**TASK**
Copy out each line of the material below with no changes.

**MATERIAL FOR THE TASK**
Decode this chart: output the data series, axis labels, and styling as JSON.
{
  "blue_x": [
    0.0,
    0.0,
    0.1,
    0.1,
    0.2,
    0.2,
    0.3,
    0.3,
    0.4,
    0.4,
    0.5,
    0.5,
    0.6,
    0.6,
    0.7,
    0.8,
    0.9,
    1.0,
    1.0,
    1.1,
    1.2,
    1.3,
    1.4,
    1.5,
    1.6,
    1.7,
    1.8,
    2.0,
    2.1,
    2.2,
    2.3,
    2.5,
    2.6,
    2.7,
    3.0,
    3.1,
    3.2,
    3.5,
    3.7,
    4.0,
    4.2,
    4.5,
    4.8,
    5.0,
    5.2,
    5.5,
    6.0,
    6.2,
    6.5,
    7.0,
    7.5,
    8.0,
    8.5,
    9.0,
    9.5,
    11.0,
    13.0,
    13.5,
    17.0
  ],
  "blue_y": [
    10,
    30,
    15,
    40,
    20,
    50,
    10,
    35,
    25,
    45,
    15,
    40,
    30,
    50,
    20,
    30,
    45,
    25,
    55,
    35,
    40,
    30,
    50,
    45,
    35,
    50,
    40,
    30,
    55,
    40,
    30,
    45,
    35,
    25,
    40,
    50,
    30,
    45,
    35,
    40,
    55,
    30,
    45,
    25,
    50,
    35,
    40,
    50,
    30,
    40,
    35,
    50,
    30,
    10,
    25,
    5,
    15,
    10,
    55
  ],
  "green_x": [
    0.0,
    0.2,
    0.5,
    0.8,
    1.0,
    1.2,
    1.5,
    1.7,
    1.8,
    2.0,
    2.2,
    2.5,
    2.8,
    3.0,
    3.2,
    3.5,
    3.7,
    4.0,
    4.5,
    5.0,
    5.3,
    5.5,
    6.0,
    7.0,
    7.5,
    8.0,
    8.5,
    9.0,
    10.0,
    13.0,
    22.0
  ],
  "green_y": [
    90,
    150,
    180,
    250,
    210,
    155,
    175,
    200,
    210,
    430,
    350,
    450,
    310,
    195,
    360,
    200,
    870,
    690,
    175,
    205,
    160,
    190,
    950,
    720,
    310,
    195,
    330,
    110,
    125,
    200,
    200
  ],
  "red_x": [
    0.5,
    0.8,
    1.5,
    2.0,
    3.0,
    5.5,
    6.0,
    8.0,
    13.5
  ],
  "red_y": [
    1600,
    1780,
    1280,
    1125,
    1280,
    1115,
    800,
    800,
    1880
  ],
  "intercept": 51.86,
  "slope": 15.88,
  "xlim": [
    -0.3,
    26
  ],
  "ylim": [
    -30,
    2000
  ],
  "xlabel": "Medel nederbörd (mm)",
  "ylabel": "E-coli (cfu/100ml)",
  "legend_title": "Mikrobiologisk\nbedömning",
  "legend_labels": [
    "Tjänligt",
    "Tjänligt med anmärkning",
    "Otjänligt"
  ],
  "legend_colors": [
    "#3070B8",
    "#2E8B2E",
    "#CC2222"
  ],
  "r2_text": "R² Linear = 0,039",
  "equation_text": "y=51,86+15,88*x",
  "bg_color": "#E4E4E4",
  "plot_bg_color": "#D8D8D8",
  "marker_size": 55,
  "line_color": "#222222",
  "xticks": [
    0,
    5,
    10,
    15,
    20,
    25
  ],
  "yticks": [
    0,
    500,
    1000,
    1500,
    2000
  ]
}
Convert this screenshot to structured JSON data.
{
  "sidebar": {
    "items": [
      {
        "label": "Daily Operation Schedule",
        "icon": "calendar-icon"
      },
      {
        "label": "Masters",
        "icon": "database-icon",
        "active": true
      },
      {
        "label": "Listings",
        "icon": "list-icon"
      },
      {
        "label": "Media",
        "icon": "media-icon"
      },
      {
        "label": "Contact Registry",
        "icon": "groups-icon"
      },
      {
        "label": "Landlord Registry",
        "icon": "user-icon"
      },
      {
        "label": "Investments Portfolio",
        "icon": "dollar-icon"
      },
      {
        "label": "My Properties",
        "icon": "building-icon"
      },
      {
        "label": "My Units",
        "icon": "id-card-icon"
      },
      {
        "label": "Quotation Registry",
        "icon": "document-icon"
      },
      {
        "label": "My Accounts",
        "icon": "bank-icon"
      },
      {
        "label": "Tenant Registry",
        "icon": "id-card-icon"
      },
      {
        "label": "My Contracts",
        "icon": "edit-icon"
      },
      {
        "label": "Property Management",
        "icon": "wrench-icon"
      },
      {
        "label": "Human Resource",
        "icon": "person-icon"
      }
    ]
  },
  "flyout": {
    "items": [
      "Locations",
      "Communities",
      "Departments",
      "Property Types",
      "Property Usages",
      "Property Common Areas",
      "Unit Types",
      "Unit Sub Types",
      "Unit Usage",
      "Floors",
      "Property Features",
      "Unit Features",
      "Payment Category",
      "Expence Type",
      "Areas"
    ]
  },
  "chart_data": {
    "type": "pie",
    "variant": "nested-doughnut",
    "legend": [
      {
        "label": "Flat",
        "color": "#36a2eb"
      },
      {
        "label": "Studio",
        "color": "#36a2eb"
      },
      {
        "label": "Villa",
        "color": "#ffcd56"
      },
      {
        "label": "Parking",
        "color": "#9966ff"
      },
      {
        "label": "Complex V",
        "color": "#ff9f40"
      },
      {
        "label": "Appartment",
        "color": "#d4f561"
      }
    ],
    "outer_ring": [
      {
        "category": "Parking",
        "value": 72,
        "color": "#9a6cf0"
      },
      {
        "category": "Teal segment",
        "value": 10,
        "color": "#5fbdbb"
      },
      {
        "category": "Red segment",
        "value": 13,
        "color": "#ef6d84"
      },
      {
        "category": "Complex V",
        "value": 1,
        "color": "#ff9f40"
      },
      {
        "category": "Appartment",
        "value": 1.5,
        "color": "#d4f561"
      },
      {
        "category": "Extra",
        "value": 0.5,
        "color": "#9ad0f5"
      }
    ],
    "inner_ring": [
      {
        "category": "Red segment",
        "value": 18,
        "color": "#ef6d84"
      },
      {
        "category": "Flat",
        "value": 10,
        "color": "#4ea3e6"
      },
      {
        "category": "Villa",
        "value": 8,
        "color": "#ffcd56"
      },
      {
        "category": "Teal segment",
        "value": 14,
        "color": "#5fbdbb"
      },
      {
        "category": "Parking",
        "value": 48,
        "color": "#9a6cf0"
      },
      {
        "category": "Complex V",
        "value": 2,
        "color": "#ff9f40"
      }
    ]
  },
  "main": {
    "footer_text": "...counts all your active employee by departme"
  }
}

**RESPONSE**
Decode this chart: output the data series, axis labels, and styling as JSON.
{
  "blue_x": [
    0.0,
    0.0,
    0.1,
    0.1,
    0.2,
    0.2,
    0.3,
    0.3,
    0.4,
    0.4,
    0.5,
    0.5,
    0.6,
    0.6,
    0.7,
    0.8,
    0.9,
    1.0,
    1.0,
    1.1,
    1.2,
    1.3,
    1.4,
    1.5,
    1.6,
    1.7,
    1.8,
    2.0,
    2.1,
    2.2,
    2.3,
    2.5,
    2.6,
    2.7,
    3.0,
    3.1,
    3.2,
    3.5,
    3.7,
    4.0,
    4.2,
    4.5,
    4.8,
    5.0,
    5.2,
    5.5,
    6.0,
    6.2,
    6.5,
    7.0,
    7.5,
    8.0,
    8.5,
    9.0,
    9.5,
    11.0,
    13.0,
    13.5,
    17.0
  ],
  "blue_y": [
    10,
    30,
    15,
    40,
    20,
    50,
    10,
    35,
    25,
    45,
    15,
    40,
    30,
    50,
    20,
    30,
    45,
    25,
    55,
    35,
    40,
    30,
    50,
    45,
    35,
    50,
    40,
    30,
    55,
    40,
    30,
    45,
    35,
    25,
    40,
    50,
    30,
    45,
    35,
    40,
    55,
    30,
    45,
    25,
    50,
    35,
    40,
    50,
    30,
    40,
    35,
    50,
    30,
    10,
    25,
    5,
    15,
    10,
    55
  ],
  "green_x": [
    0.0,
    0.2,
    0.5,
    0.8,
    1.0,
    1.2,
    1.5,
    1.7,
    1.8,
    2.0,
    2.2,
    2.5,
    2.8,
    3.0,
    3.2,
    3.5,
    3.7,
    4.0,
    4.5,
    5.0,
    5.3,
    5.5,
    6.0,
    7.0,
    7.5,
    8.0,
    8.5,
    9.0,
    10.0,
    13.0,
    22.0
  ],
  "green_y": [
    90,
    150,
    180,
    250,
    210,
    155,
    175,
    200,
    210,
    430,
    350,
    450,
    310,
    195,
    360,
    200,
    870,
    690,
    175,
    205,
    160,
    190,
    950,
    720,
    310,
    195,
    330,
    110,
    125,
    200,
    200
  ],
  "red_x": [
    0.5,
    0.8,
    1.5,
    2.0,
    3.0,
    5.5,
    6.0,
    8.0,
    13.5
  ],
  "red_y": [
    1600,
    1780,
    1280,
    1125,
    1280,
    1115,
    800,
    800,
    1880
  ],
  "intercept": 51.86,
  "slope": 15.88,
  "xlim": [
    -0.3,
    26
  ],
  "ylim": [
    -30,
    2000
  ],
  "xlabel": "Medel nederbörd (mm)",
  "ylabel": "E-coli (cfu/100ml)",
  "legend_title": "Mikrobiologisk\nbedömning",
  "legend_labels": [
    "Tjänligt",
    "Tjänligt med anmärkning",
    "Otjänligt"
  ],
  "legend_colors": [
    "#3070B8",
    "#2E8B2E",
    "#CC2222"
  ],
  "r2_text": "R² Linear = 0,039",
  "equation_text": "y=51,86+15,88*x",
  "bg_color": "#E4E4E4",
  "plot_bg_color": "#D8D8D8",
  "marker_size": 55,
  "line_color": "#222222",
  "xticks": [
    0,
    5,
    10,
    15,
    20,
    25
  ],
  "yticks": [
    0,
    500,
    1000,
    1500,
    2000
  ]
}
Convert this screenshot to structured JSON data.
{
  "sidebar": {
    "items": [
      {
        "label": "Daily Operation Schedule",
        "icon": "calendar-icon"
      },
      {
        "label": "Masters",
        "icon": "database-icon",
        "active": true
      },
      {
        "label": "Listings",
        "icon": "list-icon"
      },
      {
        "label": "Media",
        "icon": "media-icon"
      },
      {
        "label": "Contact Registry",
        "icon": "groups-icon"
      },
      {
        "label": "Landlord Registry",
        "icon": "user-icon"
      },
      {
        "label": "Investments Portfolio",
        "icon": "dollar-icon"
      },
      {
        "label": "My Properties",
        "icon": "building-icon"
      },
      {
        "label": "My Units",
        "icon": "id-card-icon"
      },
      {
        "label": "Quotation Registry",
        "icon": "document-icon"
      },
      {
        "label": "My Accounts",
        "icon": "bank-icon"
      },
      {
        "label": "Tenant Registry",
        "icon": "id-card-icon"
      },
      {
        "label": "My Contracts",
        "icon": "edit-icon"
      },
      {
        "label": "Property Management",
        "icon": "wrench-icon"
      },
      {
        "label": "Human Resource",
        "icon": "person-icon"
      }
    ]
  },
  "flyout": {
    "items": [
      "Locations",
      "Communities",
      "Departments",
      "Property Types",
      "Property Usages",
      "Property Common Areas",
      "Unit Types",
      "Unit Sub Types",
      "Unit Usage",
      "Floors",
      "Property Features",
      "Unit Features",
      "Payment Category",
      "Expence Type",
      "Areas"
    ]
  },
  "chart_data": {
    "type": "pie",
    "variant": "nested-doughnut",
    "legend": [
      {
        "label": "Flat",
        "color": "#36a2eb"
      },
      {
        "label": "Studio",
        "color": "#36a2eb"
      },
      {
        "label": "Villa",
        "color": "#ffcd56"
      },
      {
        "label": "Parking",
        "color": "#9966ff"
      },
      {
        "label": "Complex V",
        "color": "#ff9f40"
      },
      {
        "label": "Appartment",
        "color": "#d4f561"
      }
    ],
    "outer_ring": [
      {
        "category": "Parking",
        "value": 72,
        "color": "#9a6cf0"
      },
      {
        "category": "Teal segment",
        "value": 10,
        "color": "#5fbdbb"
      },
      {
        "category": "Red segment",
        "value": 13,
        "color": "#ef6d84"
      },
      {
        "category": "Complex V",
        "value": 1,
        "color": "#ff9f40"
      },
      {
        "category": "Appartment",
        "value": 1.5,
        "color": "#d4f561"
      },
      {
        "category": "Extra",
        "value": 0.5,
        "color": "#9ad0f5"
      }
    ],
    "inner_ring": [
      {
        "category": "Red segment",
        "value": 18,
        "color": "#ef6d84"
      },
      {
        "category": "Flat",
        "value": 10,
        "color": "#4ea3e6"
      },
      {
        "category": "Villa",
        "value": 8,
        "color": "#ffcd56"
      },
      {
        "category": "Teal segment",
        "value": 14,
        "color": "#5fbdbb"
      },
      {
        "category": "Parking",
        "value": 48,
        "color": "#9a6cf0"
      },
      {
        "category": "Complex V",
        "value": 2,
        "color": "#ff9f40"
      }
    ]
  },
  "main": {
    "footer_text": "...counts all your active employee by departme"
  }
}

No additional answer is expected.